■ Your instructions: Print the entries in full, word for word, but not the pictures.

■ Given records:
++++++
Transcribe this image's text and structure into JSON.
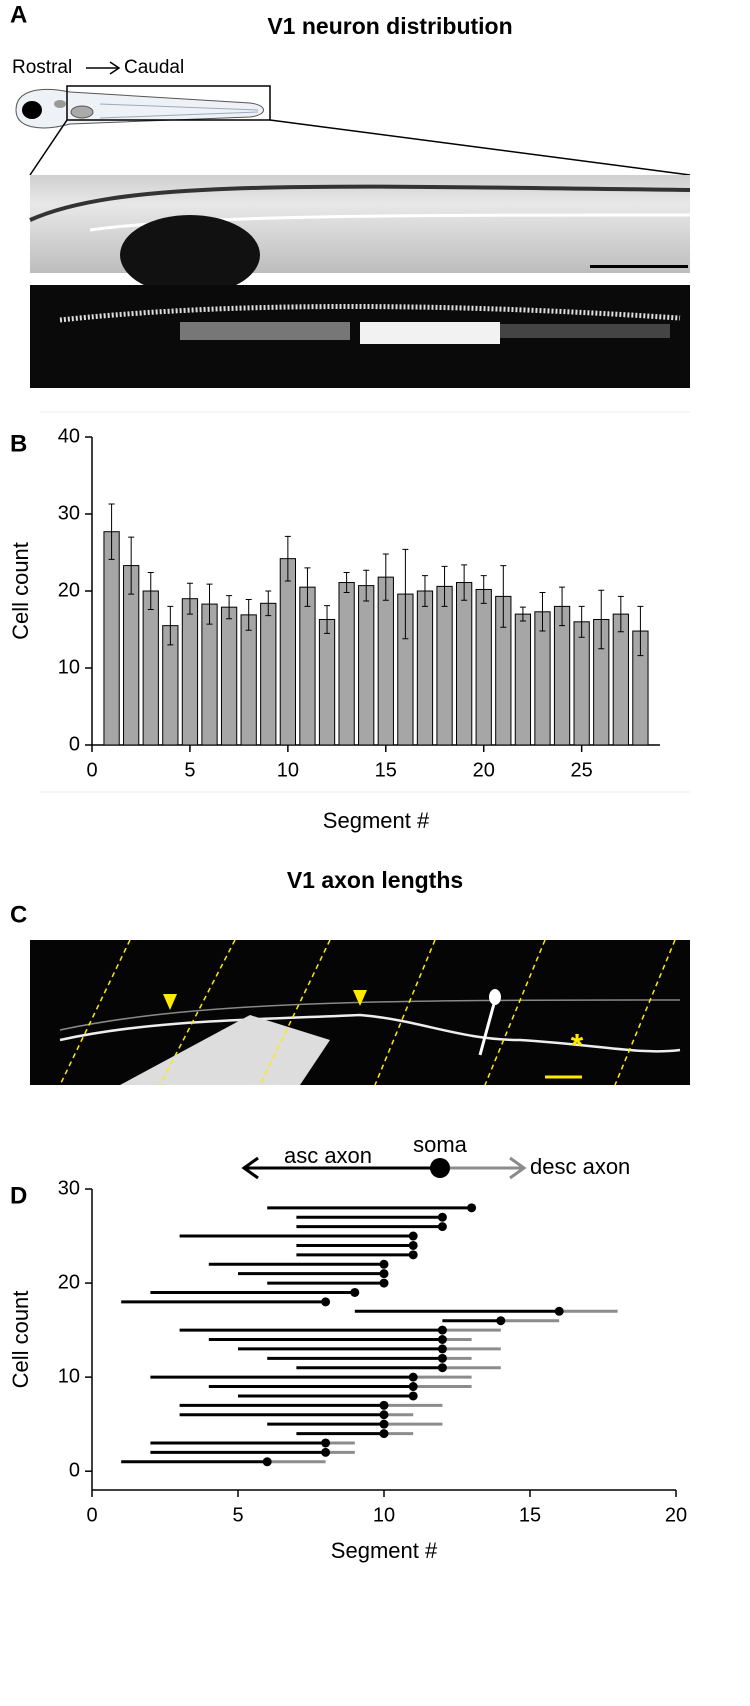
{
  "panel_a": {
    "label": "A",
    "title": "V1 neuron distribution",
    "rostral": "Rostral",
    "caudal": "Caudal"
  },
  "panel_c": {
    "label": "C",
    "title": "V1 axon lengths",
    "annotation": "*"
  },
  "chart_data": [
    {
      "type": "bar",
      "panel_label": "B",
      "x_label": "Segment #",
      "y_label": "Cell count",
      "x": [
        1,
        2,
        3,
        4,
        5,
        6,
        7,
        8,
        9,
        10,
        11,
        12,
        13,
        14,
        15,
        16,
        17,
        18,
        19,
        20,
        21,
        22,
        23,
        24,
        25,
        26,
        27,
        28
      ],
      "values": [
        27.7,
        23.3,
        20,
        15.5,
        19,
        18.3,
        17.9,
        16.9,
        18.4,
        24.2,
        20.5,
        16.3,
        21.1,
        20.7,
        21.8,
        19.6,
        20,
        20.6,
        21.1,
        20.2,
        19.3,
        17,
        17.3,
        18,
        16,
        16.3,
        17,
        14.8
      ],
      "errors": [
        3.6,
        3.7,
        2.4,
        2.5,
        2,
        2.6,
        1.5,
        2,
        1.6,
        2.9,
        2.5,
        1.8,
        1.3,
        2,
        3,
        5.8,
        2,
        2.6,
        2.3,
        1.8,
        4,
        0.9,
        2.5,
        2.5,
        2,
        3.8,
        2.3,
        3.2
      ],
      "color": "#a6a6a6",
      "xlim": [
        0,
        29
      ],
      "ylim": [
        0,
        40
      ],
      "xticks": [
        0,
        5,
        10,
        15,
        20,
        25
      ],
      "yticks": [
        0,
        10,
        20,
        30,
        40
      ]
    },
    {
      "type": "range",
      "panel_label": "D",
      "x_label": "Segment #",
      "y_label": "Cell count",
      "legend": {
        "asc": "asc axon",
        "soma": "soma",
        "desc": "desc axon"
      },
      "asc_color": "#000000",
      "desc_color": "#8c8c8c",
      "y": [
        28,
        27,
        26,
        25,
        24,
        23,
        22,
        21,
        20,
        19,
        18,
        17,
        16,
        15,
        14,
        13,
        12,
        11,
        10,
        9,
        8,
        7,
        6,
        5,
        4,
        3,
        2,
        1
      ],
      "asc_end": [
        6,
        7,
        7,
        3,
        7,
        7,
        4,
        5,
        6,
        2,
        1,
        9,
        12,
        3,
        4,
        5,
        6,
        7,
        2,
        4,
        5,
        3,
        3,
        6,
        7,
        2,
        2,
        1
      ],
      "soma": [
        13,
        12,
        12,
        11,
        11,
        11,
        10,
        10,
        10,
        9,
        8,
        16,
        14,
        12,
        12,
        12,
        12,
        12,
        11,
        11,
        11,
        10,
        10,
        10,
        10,
        8,
        8,
        6
      ],
      "desc_end": [
        null,
        null,
        null,
        null,
        null,
        null,
        null,
        null,
        null,
        null,
        null,
        18,
        16,
        14,
        13,
        14,
        13,
        14,
        13,
        13,
        11,
        12,
        11,
        12,
        11,
        9,
        9,
        8
      ],
      "xlim": [
        0,
        20
      ],
      "ylim": [
        -2,
        30
      ],
      "xticks": [
        0,
        5,
        10,
        15,
        20
      ],
      "yticks": [
        0,
        10,
        20,
        30
      ]
    }
  ]
}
++++++
■ Written reply:
Transcribe this image's text and structure into JSON.
{
  "panel_a": {
    "label": "A",
    "title": "V1 neuron distribution",
    "rostral": "Rostral",
    "caudal": "Caudal"
  },
  "panel_c": {
    "label": "C",
    "title": "V1 axon lengths",
    "annotation": "*"
  },
  "chart_data": [
    {
      "type": "bar",
      "panel_label": "B",
      "x_label": "Segment #",
      "y_label": "Cell count",
      "x": [
        1,
        2,
        3,
        4,
        5,
        6,
        7,
        8,
        9,
        10,
        11,
        12,
        13,
        14,
        15,
        16,
        17,
        18,
        19,
        20,
        21,
        22,
        23,
        24,
        25,
        26,
        27,
        28
      ],
      "values": [
        27.7,
        23.3,
        20,
        15.5,
        19,
        18.3,
        17.9,
        16.9,
        18.4,
        24.2,
        20.5,
        16.3,
        21.1,
        20.7,
        21.8,
        19.6,
        20,
        20.6,
        21.1,
        20.2,
        19.3,
        17,
        17.3,
        18,
        16,
        16.3,
        17,
        14.8
      ],
      "errors": [
        3.6,
        3.7,
        2.4,
        2.5,
        2,
        2.6,
        1.5,
        2,
        1.6,
        2.9,
        2.5,
        1.8,
        1.3,
        2,
        3,
        5.8,
        2,
        2.6,
        2.3,
        1.8,
        4,
        0.9,
        2.5,
        2.5,
        2,
        3.8,
        2.3,
        3.2
      ],
      "color": "#a6a6a6",
      "xlim": [
        0,
        29
      ],
      "ylim": [
        0,
        40
      ],
      "xticks": [
        0,
        5,
        10,
        15,
        20,
        25
      ],
      "yticks": [
        0,
        10,
        20,
        30,
        40
      ]
    },
    {
      "type": "range",
      "panel_label": "D",
      "x_label": "Segment #",
      "y_label": "Cell count",
      "legend": {
        "asc": "asc axon",
        "soma": "soma",
        "desc": "desc axon"
      },
      "asc_color": "#000000",
      "desc_color": "#8c8c8c",
      "y": [
        28,
        27,
        26,
        25,
        24,
        23,
        22,
        21,
        20,
        19,
        18,
        17,
        16,
        15,
        14,
        13,
        12,
        11,
        10,
        9,
        8,
        7,
        6,
        5,
        4,
        3,
        2,
        1
      ],
      "asc_end": [
        6,
        7,
        7,
        3,
        7,
        7,
        4,
        5,
        6,
        2,
        1,
        9,
        12,
        3,
        4,
        5,
        6,
        7,
        2,
        4,
        5,
        3,
        3,
        6,
        7,
        2,
        2,
        1
      ],
      "soma": [
        13,
        12,
        12,
        11,
        11,
        11,
        10,
        10,
        10,
        9,
        8,
        16,
        14,
        12,
        12,
        12,
        12,
        12,
        11,
        11,
        11,
        10,
        10,
        10,
        10,
        8,
        8,
        6
      ],
      "desc_end": [
        null,
        null,
        null,
        null,
        null,
        null,
        null,
        null,
        null,
        null,
        null,
        18,
        16,
        14,
        13,
        14,
        13,
        14,
        13,
        13,
        11,
        12,
        11,
        12,
        11,
        9,
        9,
        8
      ],
      "xlim": [
        0,
        20
      ],
      "ylim": [
        -2,
        30
      ],
      "xticks": [
        0,
        5,
        10,
        15,
        20
      ],
      "yticks": [
        0,
        10,
        20,
        30
      ]
    }
  ]
}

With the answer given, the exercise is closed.